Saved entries
● ● ● ● ● ● ●

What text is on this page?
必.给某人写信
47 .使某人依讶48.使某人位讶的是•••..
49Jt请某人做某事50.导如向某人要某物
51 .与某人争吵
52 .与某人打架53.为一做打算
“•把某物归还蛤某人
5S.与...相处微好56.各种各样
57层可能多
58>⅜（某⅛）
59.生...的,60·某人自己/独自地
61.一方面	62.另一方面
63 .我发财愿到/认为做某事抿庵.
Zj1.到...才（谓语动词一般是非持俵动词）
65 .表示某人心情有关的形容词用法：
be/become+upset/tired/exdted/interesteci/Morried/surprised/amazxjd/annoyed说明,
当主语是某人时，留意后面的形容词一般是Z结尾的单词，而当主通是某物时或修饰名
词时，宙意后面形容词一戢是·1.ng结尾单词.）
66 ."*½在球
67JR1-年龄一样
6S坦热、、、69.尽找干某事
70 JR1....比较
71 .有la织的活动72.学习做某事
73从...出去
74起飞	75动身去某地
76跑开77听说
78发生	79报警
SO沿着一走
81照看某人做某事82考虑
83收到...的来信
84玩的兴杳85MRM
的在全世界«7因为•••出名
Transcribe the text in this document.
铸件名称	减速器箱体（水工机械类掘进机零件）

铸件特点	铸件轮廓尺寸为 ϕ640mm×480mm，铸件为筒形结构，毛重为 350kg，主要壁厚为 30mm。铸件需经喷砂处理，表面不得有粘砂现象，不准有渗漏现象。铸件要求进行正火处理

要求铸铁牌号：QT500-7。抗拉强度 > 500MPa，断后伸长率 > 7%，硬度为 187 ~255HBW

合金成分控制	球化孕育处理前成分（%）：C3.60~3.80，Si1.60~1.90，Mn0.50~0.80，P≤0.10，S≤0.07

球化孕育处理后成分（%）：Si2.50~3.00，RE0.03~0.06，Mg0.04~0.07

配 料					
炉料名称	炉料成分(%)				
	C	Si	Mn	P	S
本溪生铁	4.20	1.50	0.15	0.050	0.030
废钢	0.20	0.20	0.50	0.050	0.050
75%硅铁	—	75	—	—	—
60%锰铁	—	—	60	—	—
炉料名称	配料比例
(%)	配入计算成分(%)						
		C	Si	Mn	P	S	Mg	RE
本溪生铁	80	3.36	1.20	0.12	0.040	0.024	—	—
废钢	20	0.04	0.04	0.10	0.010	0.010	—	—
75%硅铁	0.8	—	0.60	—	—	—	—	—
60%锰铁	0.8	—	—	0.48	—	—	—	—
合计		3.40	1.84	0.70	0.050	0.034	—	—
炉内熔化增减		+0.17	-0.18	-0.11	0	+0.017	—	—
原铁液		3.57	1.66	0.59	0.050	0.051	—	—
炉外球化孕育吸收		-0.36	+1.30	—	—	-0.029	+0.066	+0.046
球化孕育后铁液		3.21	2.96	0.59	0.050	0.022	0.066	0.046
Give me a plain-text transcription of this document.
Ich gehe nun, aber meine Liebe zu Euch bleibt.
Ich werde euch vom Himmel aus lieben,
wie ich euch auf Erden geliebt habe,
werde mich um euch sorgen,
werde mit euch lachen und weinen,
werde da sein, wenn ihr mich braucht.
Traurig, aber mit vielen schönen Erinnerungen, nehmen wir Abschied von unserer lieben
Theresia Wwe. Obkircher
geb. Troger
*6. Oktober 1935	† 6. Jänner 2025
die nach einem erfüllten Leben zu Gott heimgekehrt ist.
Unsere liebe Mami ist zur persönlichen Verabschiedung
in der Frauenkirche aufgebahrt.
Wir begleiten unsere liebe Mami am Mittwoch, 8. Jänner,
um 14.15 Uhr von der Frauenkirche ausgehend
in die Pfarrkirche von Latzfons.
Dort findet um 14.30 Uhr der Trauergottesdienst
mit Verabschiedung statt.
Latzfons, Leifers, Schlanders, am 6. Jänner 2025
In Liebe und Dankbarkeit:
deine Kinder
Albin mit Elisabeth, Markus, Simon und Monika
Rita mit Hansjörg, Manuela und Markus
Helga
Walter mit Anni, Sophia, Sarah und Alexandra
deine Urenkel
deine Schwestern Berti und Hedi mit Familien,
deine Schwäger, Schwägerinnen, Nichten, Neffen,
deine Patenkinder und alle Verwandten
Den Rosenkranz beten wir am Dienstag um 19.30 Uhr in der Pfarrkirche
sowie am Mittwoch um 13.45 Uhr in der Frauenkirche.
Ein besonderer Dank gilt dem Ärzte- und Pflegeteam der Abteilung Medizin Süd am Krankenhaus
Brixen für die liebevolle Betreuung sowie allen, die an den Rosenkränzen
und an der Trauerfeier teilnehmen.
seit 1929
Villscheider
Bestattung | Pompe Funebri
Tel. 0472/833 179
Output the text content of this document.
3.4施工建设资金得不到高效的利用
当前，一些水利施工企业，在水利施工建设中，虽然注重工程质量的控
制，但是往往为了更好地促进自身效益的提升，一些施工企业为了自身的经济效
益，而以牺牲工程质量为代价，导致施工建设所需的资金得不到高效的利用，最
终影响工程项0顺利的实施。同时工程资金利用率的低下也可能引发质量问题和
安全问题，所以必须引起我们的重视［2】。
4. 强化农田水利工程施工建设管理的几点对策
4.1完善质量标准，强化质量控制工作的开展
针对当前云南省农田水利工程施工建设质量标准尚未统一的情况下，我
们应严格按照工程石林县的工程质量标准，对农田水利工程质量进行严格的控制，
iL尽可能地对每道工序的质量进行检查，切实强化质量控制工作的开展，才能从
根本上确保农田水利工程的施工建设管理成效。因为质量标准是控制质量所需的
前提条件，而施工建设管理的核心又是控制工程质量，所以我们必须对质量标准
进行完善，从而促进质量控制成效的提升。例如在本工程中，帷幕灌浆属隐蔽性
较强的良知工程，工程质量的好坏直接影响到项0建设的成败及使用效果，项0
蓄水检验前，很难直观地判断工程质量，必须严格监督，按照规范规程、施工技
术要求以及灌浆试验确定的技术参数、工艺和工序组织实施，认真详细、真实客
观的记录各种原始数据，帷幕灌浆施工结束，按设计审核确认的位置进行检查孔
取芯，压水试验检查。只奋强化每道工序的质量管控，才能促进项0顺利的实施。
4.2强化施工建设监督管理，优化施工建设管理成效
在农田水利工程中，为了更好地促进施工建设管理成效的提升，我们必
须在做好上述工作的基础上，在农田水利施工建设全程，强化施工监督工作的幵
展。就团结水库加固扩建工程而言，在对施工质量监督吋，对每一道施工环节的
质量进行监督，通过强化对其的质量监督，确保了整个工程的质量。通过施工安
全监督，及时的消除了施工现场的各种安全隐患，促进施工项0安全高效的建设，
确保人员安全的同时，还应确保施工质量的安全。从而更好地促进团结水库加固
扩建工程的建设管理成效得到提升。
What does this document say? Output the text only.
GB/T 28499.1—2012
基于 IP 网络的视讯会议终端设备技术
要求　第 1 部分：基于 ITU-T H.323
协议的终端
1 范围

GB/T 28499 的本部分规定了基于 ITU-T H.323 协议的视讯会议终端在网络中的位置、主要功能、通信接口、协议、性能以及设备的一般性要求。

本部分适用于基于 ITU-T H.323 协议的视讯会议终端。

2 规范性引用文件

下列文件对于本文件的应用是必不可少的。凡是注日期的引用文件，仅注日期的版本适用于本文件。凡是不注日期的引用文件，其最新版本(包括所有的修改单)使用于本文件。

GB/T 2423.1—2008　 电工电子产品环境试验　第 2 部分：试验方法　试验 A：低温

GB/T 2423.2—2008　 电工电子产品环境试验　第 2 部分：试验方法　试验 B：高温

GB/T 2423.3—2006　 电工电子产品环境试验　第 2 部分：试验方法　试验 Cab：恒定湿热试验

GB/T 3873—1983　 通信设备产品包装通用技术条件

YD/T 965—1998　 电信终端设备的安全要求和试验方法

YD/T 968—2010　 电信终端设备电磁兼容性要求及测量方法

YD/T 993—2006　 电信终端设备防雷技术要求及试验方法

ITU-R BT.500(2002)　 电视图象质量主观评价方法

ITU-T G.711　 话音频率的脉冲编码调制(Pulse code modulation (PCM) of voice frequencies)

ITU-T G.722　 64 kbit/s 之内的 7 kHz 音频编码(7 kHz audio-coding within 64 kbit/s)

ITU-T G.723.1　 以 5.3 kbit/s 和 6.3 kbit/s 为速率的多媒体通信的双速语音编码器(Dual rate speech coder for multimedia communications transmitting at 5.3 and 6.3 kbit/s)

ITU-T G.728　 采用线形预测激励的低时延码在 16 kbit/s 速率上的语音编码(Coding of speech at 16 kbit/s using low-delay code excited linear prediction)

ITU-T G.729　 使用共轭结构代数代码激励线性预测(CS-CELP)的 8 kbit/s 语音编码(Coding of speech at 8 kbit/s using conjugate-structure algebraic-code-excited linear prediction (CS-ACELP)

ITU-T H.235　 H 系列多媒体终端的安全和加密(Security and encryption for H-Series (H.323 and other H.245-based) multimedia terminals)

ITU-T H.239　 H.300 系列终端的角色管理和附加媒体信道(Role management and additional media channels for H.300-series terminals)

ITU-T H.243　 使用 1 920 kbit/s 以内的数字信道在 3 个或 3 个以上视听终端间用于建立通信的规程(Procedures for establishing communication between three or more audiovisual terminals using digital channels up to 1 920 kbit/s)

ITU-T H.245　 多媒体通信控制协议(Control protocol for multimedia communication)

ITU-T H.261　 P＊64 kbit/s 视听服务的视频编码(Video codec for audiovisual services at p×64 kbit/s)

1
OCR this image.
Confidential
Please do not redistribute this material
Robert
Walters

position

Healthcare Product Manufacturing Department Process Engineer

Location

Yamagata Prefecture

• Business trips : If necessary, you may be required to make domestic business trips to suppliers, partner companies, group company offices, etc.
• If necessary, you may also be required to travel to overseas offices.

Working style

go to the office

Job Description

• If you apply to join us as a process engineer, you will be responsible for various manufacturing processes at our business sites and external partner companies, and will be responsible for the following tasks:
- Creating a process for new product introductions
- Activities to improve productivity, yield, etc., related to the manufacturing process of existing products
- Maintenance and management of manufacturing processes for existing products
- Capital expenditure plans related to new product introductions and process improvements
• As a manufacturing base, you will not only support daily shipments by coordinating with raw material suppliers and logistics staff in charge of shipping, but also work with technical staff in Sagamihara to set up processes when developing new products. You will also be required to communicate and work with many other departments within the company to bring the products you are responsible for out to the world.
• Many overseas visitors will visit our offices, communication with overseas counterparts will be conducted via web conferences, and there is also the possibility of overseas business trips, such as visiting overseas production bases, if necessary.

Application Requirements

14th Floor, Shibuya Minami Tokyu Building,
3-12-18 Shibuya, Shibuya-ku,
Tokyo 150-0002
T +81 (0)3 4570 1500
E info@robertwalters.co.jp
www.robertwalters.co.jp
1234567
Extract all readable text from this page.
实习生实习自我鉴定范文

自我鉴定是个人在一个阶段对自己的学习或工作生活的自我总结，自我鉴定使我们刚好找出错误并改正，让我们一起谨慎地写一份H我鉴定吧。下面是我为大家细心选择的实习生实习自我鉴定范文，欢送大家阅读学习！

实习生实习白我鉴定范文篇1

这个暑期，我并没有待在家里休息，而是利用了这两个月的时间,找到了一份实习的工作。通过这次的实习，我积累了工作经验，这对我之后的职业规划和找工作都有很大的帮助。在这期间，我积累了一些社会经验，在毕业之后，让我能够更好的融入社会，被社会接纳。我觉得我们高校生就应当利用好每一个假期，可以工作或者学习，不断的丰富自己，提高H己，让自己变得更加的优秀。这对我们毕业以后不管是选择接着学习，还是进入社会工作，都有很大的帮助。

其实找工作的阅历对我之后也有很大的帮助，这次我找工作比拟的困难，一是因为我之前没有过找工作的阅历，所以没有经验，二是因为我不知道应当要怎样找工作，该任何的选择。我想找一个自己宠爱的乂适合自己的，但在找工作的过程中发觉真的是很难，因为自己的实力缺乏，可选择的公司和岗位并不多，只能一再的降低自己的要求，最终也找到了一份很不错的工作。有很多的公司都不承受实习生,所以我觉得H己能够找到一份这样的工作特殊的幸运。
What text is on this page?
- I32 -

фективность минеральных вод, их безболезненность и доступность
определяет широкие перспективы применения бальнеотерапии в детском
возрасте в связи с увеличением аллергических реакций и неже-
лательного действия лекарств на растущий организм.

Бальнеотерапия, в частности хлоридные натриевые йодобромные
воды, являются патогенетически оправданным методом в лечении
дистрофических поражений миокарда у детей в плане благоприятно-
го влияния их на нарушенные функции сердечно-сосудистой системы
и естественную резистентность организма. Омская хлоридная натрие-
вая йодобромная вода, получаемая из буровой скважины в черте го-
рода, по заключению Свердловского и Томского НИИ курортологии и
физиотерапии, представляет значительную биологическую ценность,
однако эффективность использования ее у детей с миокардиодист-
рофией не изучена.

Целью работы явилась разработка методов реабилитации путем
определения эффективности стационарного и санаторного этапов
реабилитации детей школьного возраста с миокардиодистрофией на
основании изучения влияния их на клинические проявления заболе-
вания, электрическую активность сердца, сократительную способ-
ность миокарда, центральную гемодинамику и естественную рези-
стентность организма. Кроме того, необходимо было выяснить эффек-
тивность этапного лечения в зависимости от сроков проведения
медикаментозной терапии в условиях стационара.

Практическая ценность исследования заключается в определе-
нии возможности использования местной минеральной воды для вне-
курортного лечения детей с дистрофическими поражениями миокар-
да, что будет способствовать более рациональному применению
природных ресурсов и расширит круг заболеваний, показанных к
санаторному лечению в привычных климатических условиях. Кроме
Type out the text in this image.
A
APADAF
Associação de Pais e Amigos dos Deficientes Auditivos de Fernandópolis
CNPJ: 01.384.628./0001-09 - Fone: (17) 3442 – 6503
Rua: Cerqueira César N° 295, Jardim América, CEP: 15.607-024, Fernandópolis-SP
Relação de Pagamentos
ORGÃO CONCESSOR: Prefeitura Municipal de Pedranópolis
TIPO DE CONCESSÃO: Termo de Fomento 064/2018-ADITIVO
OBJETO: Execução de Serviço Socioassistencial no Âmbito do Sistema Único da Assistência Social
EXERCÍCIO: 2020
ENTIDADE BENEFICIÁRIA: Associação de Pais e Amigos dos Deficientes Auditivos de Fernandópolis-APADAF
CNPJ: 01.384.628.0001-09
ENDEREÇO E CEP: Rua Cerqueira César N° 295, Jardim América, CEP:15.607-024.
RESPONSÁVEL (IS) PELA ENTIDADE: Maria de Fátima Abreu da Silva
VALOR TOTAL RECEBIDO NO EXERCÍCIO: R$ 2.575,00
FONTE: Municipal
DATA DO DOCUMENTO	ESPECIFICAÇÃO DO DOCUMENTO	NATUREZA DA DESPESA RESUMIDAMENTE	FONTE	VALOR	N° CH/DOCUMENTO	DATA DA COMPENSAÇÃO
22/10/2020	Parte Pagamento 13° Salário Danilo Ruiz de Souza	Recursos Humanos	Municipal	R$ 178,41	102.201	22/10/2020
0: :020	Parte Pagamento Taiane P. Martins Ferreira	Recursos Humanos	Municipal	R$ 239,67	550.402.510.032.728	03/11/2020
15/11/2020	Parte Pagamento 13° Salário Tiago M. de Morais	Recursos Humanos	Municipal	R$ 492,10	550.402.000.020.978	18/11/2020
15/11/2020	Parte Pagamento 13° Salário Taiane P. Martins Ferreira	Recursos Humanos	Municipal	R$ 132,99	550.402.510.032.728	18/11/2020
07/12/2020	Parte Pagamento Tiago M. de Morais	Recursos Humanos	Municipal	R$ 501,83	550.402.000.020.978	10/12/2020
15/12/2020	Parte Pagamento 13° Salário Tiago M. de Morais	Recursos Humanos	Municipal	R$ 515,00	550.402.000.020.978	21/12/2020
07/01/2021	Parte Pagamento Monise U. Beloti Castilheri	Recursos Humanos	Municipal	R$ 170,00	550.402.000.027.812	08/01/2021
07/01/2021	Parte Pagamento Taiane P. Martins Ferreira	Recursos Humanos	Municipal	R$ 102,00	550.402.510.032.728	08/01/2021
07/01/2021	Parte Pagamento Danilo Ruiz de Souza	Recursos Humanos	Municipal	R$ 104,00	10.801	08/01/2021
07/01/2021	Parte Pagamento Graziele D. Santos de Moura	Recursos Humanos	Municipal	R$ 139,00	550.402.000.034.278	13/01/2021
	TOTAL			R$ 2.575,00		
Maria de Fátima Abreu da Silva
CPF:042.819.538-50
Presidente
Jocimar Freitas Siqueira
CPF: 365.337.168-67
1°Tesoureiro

● ● ● ● ● ● ●

Short exercise — Look for "multimedia" and pull out every line that has it.

The solution —
ITU-T G.723.1　 以 5.3 kbit/s 和 6.3 kbit/s 为速率的多媒体通信的双速语音编码器(Dual rate speech coder for multimedia communications transmitting at 5.3 and 6.3 kbit/s)
ITU-T H.235　 H 系列多媒体终端的安全和加密(Security and encryption for H-Series (H.323 and other H.245-based) multimedia terminals)
ITU-T H.245　 多媒体通信控制协议(Control protocol for multimedia communication)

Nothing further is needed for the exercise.